§ **What the task asks**: Find the lines below that contain the string "structured". Copy each one.

§ **Supplied data**:

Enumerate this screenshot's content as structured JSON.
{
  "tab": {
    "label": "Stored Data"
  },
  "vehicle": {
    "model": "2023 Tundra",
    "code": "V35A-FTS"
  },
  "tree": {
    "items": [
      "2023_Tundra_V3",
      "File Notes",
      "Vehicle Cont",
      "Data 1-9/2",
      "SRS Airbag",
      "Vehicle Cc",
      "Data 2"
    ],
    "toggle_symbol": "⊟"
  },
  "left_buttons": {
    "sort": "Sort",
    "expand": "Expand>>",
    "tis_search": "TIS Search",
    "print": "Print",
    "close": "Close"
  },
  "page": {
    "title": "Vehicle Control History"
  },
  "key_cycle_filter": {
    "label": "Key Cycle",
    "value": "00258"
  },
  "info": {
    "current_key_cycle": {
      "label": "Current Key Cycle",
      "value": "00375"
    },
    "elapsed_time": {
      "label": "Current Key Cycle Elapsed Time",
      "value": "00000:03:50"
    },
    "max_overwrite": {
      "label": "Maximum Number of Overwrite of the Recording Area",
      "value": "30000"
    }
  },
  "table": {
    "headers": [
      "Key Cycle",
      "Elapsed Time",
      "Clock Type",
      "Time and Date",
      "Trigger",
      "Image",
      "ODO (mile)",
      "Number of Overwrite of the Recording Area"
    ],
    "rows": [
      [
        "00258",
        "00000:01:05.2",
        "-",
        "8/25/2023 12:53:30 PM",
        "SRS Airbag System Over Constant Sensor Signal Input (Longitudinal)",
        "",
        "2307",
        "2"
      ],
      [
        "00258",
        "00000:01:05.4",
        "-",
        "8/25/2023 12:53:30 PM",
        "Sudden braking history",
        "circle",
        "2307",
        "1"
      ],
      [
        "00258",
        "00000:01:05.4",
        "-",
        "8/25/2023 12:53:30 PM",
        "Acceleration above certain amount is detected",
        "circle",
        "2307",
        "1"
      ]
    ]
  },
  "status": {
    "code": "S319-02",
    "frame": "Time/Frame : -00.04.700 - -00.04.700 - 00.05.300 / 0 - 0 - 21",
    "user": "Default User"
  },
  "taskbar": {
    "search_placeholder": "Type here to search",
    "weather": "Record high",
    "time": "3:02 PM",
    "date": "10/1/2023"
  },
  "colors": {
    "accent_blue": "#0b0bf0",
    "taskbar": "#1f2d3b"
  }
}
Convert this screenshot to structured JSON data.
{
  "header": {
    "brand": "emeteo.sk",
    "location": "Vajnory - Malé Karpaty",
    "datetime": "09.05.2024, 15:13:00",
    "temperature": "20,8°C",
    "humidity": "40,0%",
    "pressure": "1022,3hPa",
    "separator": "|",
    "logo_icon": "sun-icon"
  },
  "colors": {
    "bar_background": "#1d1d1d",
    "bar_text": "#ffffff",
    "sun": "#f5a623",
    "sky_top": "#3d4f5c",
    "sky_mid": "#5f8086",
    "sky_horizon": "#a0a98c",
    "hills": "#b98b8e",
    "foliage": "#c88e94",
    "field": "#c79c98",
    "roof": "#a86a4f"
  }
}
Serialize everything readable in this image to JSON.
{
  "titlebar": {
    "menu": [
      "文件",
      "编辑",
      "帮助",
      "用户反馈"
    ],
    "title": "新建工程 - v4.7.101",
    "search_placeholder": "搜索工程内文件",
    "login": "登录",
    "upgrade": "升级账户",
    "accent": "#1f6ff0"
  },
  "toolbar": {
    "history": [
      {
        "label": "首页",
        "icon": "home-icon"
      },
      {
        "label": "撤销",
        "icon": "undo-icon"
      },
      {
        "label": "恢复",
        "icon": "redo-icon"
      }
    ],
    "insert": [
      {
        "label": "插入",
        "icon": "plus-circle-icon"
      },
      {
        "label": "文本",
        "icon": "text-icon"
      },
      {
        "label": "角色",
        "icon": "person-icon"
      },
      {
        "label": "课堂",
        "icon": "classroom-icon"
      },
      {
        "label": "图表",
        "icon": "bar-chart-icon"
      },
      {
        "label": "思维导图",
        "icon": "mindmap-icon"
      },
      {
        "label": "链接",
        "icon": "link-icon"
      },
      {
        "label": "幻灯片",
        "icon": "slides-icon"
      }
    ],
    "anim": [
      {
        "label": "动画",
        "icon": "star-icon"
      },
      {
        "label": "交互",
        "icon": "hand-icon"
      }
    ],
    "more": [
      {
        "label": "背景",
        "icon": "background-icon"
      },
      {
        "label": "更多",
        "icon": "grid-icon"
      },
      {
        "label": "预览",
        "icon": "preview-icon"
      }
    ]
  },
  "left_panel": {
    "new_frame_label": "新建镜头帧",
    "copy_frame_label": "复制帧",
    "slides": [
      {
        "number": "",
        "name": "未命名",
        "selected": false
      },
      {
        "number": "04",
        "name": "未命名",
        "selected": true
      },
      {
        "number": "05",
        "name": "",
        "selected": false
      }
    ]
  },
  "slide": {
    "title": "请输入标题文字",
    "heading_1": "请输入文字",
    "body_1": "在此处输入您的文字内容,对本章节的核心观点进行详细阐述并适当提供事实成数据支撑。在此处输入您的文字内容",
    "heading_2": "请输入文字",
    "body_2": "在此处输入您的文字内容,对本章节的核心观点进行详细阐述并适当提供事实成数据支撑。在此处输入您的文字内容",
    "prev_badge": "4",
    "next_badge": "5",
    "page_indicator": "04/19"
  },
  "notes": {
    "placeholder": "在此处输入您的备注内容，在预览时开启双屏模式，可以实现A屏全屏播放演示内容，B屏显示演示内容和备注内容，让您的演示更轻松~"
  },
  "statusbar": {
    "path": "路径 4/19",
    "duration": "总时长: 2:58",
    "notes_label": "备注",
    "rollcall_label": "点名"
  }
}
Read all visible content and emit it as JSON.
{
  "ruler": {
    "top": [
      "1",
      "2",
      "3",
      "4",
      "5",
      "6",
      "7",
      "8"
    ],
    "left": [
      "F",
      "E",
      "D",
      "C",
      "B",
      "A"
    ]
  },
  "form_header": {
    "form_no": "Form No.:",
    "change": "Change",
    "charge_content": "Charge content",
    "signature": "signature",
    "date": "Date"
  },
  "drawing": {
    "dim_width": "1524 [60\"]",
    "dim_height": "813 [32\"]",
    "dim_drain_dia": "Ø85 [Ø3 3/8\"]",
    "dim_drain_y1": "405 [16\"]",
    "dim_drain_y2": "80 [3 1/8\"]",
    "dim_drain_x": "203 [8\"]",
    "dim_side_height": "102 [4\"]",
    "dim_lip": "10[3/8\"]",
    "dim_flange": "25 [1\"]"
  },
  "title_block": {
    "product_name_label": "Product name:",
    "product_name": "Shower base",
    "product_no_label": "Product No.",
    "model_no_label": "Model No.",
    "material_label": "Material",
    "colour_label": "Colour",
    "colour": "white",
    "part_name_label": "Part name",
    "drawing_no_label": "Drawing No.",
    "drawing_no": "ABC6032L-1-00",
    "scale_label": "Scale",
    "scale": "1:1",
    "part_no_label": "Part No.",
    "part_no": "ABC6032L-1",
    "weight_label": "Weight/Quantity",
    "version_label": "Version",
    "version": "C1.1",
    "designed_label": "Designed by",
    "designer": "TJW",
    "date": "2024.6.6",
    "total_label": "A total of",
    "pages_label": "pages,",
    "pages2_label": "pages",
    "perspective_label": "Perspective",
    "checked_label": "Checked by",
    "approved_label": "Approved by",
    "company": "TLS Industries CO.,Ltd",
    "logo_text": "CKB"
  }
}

§ **Result**:
Enumerate this screenshot's content as structured JSON.
Convert this screenshot to structured JSON data.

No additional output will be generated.